» REQUIREMENTS
Lines containing the word "color" are to be located and copied.

## BEGIN EXERCISE DATA

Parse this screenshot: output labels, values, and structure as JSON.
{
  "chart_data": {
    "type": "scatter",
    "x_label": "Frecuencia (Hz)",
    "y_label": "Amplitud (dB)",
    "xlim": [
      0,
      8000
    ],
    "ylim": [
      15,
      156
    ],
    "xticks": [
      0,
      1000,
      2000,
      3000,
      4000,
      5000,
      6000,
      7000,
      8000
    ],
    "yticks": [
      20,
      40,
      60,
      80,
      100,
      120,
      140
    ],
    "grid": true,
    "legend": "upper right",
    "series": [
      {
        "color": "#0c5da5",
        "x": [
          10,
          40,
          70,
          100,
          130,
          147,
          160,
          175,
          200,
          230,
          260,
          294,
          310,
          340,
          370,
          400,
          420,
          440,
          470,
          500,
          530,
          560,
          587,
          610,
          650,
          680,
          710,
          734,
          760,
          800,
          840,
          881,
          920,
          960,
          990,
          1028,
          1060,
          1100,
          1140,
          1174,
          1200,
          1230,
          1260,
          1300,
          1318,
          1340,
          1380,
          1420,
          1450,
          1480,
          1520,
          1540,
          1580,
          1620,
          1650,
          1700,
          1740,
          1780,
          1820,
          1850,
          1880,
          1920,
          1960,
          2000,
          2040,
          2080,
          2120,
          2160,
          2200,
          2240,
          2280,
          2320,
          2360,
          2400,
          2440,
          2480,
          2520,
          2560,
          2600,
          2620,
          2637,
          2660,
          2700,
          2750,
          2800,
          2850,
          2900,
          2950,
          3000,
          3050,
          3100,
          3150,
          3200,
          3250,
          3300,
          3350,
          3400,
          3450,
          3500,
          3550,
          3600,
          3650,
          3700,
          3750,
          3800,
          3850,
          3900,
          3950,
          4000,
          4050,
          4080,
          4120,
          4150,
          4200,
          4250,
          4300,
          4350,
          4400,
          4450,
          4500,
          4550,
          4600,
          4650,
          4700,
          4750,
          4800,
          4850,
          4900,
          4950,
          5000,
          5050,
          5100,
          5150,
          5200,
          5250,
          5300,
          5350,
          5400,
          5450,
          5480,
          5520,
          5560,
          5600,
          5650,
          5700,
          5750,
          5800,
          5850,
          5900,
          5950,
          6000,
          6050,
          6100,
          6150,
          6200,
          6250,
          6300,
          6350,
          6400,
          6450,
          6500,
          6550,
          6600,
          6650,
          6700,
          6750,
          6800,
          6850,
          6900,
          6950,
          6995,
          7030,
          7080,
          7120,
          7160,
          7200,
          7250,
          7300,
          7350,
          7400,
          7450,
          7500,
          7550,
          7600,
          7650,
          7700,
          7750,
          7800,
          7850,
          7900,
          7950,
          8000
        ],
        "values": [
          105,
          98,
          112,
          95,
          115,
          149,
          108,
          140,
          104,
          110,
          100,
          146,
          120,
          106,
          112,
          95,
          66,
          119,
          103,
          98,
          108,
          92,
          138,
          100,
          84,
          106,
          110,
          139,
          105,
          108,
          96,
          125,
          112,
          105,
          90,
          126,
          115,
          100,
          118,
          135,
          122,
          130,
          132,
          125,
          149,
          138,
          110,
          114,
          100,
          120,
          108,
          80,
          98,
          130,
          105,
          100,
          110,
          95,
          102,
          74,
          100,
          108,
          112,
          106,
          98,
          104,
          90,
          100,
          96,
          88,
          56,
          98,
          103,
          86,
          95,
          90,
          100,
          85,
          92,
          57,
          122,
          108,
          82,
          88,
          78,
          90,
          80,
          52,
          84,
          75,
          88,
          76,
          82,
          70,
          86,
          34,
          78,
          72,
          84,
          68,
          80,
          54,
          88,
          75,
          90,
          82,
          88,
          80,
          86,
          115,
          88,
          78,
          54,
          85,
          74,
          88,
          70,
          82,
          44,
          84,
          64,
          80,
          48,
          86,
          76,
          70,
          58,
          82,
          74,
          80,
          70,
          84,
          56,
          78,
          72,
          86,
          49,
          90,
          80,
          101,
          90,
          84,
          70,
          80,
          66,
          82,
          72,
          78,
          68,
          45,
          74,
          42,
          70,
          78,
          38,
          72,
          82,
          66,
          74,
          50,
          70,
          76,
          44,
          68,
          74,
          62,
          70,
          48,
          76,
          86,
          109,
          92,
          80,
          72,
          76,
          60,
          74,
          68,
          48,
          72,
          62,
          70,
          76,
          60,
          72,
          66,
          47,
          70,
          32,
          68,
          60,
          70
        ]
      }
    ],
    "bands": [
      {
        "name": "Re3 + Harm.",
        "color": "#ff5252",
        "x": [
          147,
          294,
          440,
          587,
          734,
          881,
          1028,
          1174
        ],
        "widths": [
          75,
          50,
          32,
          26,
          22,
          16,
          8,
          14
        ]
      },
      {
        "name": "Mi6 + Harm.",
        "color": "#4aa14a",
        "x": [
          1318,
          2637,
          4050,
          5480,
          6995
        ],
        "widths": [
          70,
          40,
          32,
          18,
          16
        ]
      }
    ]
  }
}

## END EXERCISE DATA

» OUTPUT OF THE EXERCISE
        "color": "#0c5da5",
        "color": "#ff5252",
        "color": "#4aa14a",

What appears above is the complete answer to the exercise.